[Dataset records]
※
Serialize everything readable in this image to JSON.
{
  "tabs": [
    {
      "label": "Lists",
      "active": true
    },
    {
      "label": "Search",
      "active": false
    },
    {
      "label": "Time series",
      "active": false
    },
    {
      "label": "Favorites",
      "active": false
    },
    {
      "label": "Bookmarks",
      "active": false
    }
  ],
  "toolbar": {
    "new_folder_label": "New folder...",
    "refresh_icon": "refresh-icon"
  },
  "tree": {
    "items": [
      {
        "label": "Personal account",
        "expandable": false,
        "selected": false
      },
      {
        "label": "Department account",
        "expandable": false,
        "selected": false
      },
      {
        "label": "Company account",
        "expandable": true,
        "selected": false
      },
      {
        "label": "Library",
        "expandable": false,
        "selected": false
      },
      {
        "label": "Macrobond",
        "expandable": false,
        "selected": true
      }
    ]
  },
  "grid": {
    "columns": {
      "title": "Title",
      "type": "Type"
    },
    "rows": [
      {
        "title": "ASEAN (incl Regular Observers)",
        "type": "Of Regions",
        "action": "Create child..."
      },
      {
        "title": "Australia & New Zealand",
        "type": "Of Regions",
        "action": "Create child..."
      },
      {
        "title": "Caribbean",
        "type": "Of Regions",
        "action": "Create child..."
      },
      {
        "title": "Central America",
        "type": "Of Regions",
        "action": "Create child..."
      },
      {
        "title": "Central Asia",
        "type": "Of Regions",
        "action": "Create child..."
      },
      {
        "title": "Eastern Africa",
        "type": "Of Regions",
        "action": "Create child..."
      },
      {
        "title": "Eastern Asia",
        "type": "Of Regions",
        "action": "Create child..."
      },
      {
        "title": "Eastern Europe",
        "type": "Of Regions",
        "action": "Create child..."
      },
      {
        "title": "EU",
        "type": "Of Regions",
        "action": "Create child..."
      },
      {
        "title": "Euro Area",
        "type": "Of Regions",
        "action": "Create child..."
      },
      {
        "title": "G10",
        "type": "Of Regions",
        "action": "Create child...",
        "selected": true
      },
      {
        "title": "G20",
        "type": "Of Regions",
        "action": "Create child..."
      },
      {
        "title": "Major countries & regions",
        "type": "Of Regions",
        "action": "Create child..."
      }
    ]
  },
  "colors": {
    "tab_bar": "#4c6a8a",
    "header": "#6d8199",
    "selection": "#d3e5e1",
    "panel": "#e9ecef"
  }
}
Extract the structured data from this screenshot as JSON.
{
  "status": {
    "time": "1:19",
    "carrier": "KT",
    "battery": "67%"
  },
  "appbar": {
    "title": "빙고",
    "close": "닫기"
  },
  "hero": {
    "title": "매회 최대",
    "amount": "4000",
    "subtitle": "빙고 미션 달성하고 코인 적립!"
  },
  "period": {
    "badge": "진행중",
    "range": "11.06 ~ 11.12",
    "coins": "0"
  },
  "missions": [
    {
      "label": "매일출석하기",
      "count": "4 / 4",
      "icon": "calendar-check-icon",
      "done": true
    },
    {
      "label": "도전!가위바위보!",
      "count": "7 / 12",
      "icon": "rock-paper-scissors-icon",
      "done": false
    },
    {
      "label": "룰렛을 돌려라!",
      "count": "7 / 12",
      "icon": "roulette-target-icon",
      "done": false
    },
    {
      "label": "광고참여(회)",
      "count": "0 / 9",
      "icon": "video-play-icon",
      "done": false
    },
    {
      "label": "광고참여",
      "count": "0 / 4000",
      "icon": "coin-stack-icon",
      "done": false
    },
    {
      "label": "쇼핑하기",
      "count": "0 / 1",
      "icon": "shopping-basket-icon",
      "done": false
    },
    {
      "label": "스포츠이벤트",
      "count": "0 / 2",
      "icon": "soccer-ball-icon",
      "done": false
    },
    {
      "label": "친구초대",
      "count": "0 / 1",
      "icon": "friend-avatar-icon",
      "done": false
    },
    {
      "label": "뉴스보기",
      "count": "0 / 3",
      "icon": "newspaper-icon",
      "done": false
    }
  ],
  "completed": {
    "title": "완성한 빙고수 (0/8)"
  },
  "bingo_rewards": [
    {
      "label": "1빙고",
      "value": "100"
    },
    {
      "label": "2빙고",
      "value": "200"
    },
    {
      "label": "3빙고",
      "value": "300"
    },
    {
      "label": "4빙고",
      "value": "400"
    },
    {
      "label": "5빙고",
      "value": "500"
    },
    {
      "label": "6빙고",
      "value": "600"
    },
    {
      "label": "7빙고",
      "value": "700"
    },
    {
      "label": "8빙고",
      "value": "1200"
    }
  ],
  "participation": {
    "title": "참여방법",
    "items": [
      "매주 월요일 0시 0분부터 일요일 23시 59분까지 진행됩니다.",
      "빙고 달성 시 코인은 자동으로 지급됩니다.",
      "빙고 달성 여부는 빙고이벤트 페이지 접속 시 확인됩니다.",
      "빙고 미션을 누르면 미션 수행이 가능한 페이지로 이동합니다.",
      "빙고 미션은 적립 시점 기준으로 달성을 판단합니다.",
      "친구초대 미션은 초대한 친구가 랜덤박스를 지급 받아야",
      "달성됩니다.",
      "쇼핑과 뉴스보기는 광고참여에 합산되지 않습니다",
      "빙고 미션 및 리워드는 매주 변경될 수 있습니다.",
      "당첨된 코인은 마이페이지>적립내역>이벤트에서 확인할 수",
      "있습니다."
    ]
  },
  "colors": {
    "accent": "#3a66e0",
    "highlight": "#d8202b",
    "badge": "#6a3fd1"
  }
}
※
> _Given problem_: Reproduce the records above exactly as they appear.

> _Task answer_:
Serialize everything readable in this image to JSON.
{
  "tabs": [
    {
      "label": "Lists",
      "active": true
    },
    {
      "label": "Search",
      "active": false
    },
    {
      "label": "Time series",
      "active": false
    },
    {
      "label": "Favorites",
      "active": false
    },
    {
      "label": "Bookmarks",
      "active": false
    }
  ],
  "toolbar": {
    "new_folder_label": "New folder...",
    "refresh_icon": "refresh-icon"
  },
  "tree": {
    "items": [
      {
        "label": "Personal account",
        "expandable": false,
        "selected": false
      },
      {
        "label": "Department account",
        "expandable": false,
        "selected": false
      },
      {
        "label": "Company account",
        "expandable": true,
        "selected": false
      },
      {
        "label": "Library",
        "expandable": false,
        "selected": false
      },
      {
        "label": "Macrobond",
        "expandable": false,
        "selected": true
      }
    ]
  },
  "grid": {
    "columns": {
      "title": "Title",
      "type": "Type"
    },
    "rows": [
      {
        "title": "ASEAN (incl Regular Observers)",
        "type": "Of Regions",
        "action": "Create child..."
      },
      {
        "title": "Australia & New Zealand",
        "type": "Of Regions",
        "action": "Create child..."
      },
      {
        "title": "Caribbean",
        "type": "Of Regions",
        "action": "Create child..."
      },
      {
        "title": "Central America",
        "type": "Of Regions",
        "action": "Create child..."
      },
      {
        "title": "Central Asia",
        "type": "Of Regions",
        "action": "Create child..."
      },
      {
        "title": "Eastern Africa",
        "type": "Of Regions",
        "action": "Create child..."
      },
      {
        "title": "Eastern Asia",
        "type": "Of Regions",
        "action": "Create child..."
      },
      {
        "title": "Eastern Europe",
        "type": "Of Regions",
        "action": "Create child..."
      },
      {
        "title": "EU",
        "type": "Of Regions",
        "action": "Create child..."
      },
      {
        "title": "Euro Area",
        "type": "Of Regions",
        "action": "Create child..."
      },
      {
        "title": "G10",
        "type": "Of Regions",
        "action": "Create child...",
        "selected": true
      },
      {
        "title": "G20",
        "type": "Of Regions",
        "action": "Create child..."
      },
      {
        "title": "Major countries & regions",
        "type": "Of Regions",
        "action": "Create child..."
      }
    ]
  },
  "colors": {
    "tab_bar": "#4c6a8a",
    "header": "#6d8199",
    "selection": "#d3e5e1",
    "panel": "#e9ecef"
  }
}
Extract the structured data from this screenshot as JSON.
{
  "status": {
    "time": "1:19",
    "carrier": "KT",
    "battery": "67%"
  },
  "appbar": {
    "title": "빙고",
    "close": "닫기"
  },
  "hero": {
    "title": "매회 최대",
    "amount": "4000",
    "subtitle": "빙고 미션 달성하고 코인 적립!"
  },
  "period": {
    "badge": "진행중",
    "range": "11.06 ~ 11.12",
    "coins": "0"
  },
  "missions": [
    {
      "label": "매일출석하기",
      "count": "4 / 4",
      "icon": "calendar-check-icon",
      "done": true
    },
    {
      "label": "도전!가위바위보!",
      "count": "7 / 12",
      "icon": "rock-paper-scissors-icon",
      "done": false
    },
    {
      "label": "룰렛을 돌려라!",
      "count": "7 / 12",
      "icon": "roulette-target-icon",
      "done": false
    },
    {
      "label": "광고참여(회)",
      "count": "0 / 9",
      "icon": "video-play-icon",
      "done": false
    },
    {
      "label": "광고참여",
      "count": "0 / 4000",
      "icon": "coin-stack-icon",
      "done": false
    },
    {
      "label": "쇼핑하기",
      "count": "0 / 1",
      "icon": "shopping-basket-icon",
      "done": false
    },
    {
      "label": "스포츠이벤트",
      "count": "0 / 2",
      "icon": "soccer-ball-icon",
      "done": false
    },
    {
      "label": "친구초대",
      "count": "0 / 1",
      "icon": "friend-avatar-icon",
      "done": false
    },
    {
      "label": "뉴스보기",
      "count": "0 / 3",
      "icon": "newspaper-icon",
      "done": false
    }
  ],
  "completed": {
    "title": "완성한 빙고수 (0/8)"
  },
  "bingo_rewards": [
    {
      "label": "1빙고",
      "value": "100"
    },
    {
      "label": "2빙고",
      "value": "200"
    },
    {
      "label": "3빙고",
      "value": "300"
    },
    {
      "label": "4빙고",
      "value": "400"
    },
    {
      "label": "5빙고",
      "value": "500"
    },
    {
      "label": "6빙고",
      "value": "600"
    },
    {
      "label": "7빙고",
      "value": "700"
    },
    {
      "label": "8빙고",
      "value": "1200"
    }
  ],
  "participation": {
    "title": "참여방법",
    "items": [
      "매주 월요일 0시 0분부터 일요일 23시 59분까지 진행됩니다.",
      "빙고 달성 시 코인은 자동으로 지급됩니다.",
      "빙고 달성 여부는 빙고이벤트 페이지 접속 시 확인됩니다.",
      "빙고 미션을 누르면 미션 수행이 가능한 페이지로 이동합니다.",
      "빙고 미션은 적립 시점 기준으로 달성을 판단합니다.",
      "친구초대 미션은 초대한 친구가 랜덤박스를 지급 받아야",
      "달성됩니다.",
      "쇼핑과 뉴스보기는 광고참여에 합산되지 않습니다",
      "빙고 미션 및 리워드는 매주 변경될 수 있습니다.",
      "당첨된 코인은 마이페이지>적립내역>이벤트에서 확인할 수",
      "있습니다."
    ]
  },
  "colors": {
    "accent": "#3a66e0",
    "highlight": "#d8202b",
    "badge": "#6a3fd1"
  }
}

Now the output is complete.